Reproduce every entry exactly, without alteration.

Dataset excerpts:
-- begin --
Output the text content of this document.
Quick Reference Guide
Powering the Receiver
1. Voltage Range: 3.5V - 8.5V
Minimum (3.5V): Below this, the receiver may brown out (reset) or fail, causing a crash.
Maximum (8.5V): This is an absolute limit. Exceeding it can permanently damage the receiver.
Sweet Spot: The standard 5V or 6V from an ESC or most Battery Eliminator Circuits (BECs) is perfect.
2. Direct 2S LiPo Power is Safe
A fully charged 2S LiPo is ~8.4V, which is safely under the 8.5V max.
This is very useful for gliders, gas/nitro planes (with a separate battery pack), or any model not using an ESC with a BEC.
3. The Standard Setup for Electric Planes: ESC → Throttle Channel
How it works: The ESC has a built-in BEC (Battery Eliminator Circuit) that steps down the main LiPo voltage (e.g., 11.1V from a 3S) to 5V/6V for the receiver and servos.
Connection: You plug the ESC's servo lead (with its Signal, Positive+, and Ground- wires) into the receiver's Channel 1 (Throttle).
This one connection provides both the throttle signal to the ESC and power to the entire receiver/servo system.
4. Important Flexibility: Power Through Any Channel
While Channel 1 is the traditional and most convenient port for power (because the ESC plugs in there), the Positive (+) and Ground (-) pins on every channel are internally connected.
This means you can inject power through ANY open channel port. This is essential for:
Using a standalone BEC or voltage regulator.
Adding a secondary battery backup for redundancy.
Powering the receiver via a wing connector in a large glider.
-- end --
Answer to this problem:
Output the text content of this document.
Quick Reference Guide
Powering the Receiver
1. Voltage Range: 3.5V - 8.5V
Minimum (3.5V): Below this, the receiver may brown out (reset) or fail, causing a crash.
Maximum (8.5V): This is an absolute limit. Exceeding it can permanently damage the receiver.
Sweet Spot: The standard 5V or 6V from an ESC or most Battery Eliminator Circuits (BECs) is perfect.
2. Direct 2S LiPo Power is Safe
A fully charged 2S LiPo is ~8.4V, which is safely under the 8.5V max.
This is very useful for gliders, gas/nitro planes (with a separate battery pack), or any model not using an ESC with a BEC.
3. The Standard Setup for Electric Planes: ESC → Throttle Channel
How it works: The ESC has a built-in BEC (Battery Eliminator Circuit) that steps down the main LiPo voltage (e.g., 11.1V from a 3S) to 5V/6V for the receiver and servos.
Connection: You plug the ESC's servo lead (with its Signal, Positive+, and Ground- wires) into the receiver's Channel 1 (Throttle).
This one connection provides both the throttle signal to the ESC and power to the entire receiver/servo system.
4. Important Flexibility: Power Through Any Channel
While Channel 1 is the traditional and most convenient port for power (because the ESC plugs in there), the Positive (+) and Ground (-) pins on every channel are internally connected.
This means you can inject power through ANY open channel port. This is essential for:
Using a standalone BEC or voltage regulator.
Adding a secondary battery backup for redundancy.
Powering the receiver via a wing connector in a large glider.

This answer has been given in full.